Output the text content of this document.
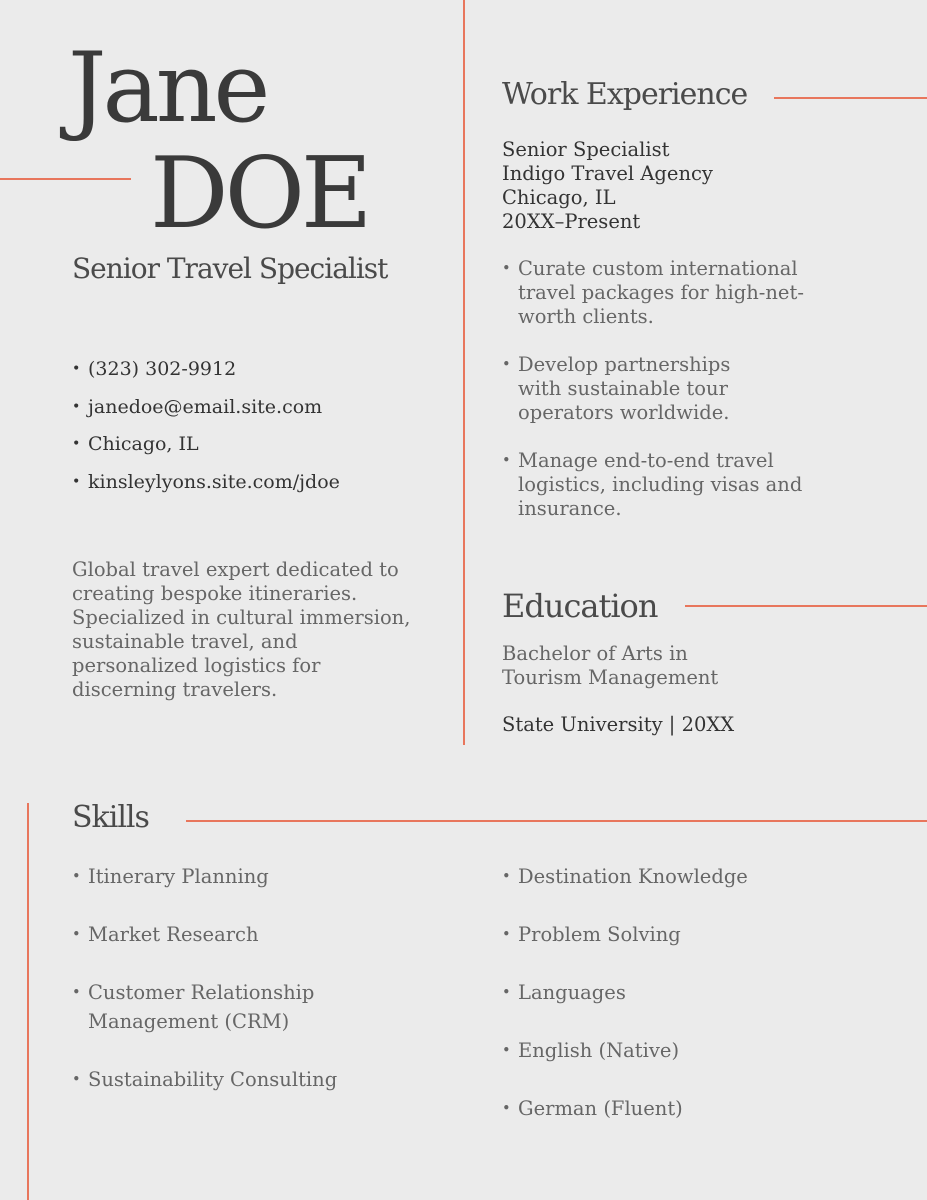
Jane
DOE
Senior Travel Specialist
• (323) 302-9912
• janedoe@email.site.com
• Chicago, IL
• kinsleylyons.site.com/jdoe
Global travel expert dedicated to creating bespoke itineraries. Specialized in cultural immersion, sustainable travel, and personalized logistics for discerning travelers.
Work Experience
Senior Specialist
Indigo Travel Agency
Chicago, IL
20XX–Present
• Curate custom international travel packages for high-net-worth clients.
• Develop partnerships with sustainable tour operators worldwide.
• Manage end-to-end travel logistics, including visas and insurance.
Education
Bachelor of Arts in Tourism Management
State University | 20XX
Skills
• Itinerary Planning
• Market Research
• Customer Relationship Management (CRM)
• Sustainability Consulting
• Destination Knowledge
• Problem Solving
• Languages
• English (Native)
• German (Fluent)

__To do__.
Copy the listing word for word, excluding its pictures.

__Final result__.
Output the text content of this document.
Jane
DOE
Senior Travel Specialist
• (323) 302-9912
• janedoe@email.site.com
• Chicago, IL
• kinsleylyons.site.com/jdoe
Global travel expert dedicated to creating bespoke itineraries. Specialized in cultural immersion, sustainable travel, and personalized logistics for discerning travelers.
Work Experience
Senior Specialist
Indigo Travel Agency
Chicago, IL
20XX–Present
• Curate custom international travel packages for high-net-worth clients.
• Develop partnerships with sustainable tour operators worldwide.
• Manage end-to-end travel logistics, including visas and insurance.
Education
Bachelor of Arts in Tourism Management
State University | 20XX
Skills
• Itinerary Planning
• Market Research
• Customer Relationship Management (CRM)
• Sustainability Consulting
• Destination Knowledge
• Problem Solving
• Languages
• English (Native)
• German (Fluent)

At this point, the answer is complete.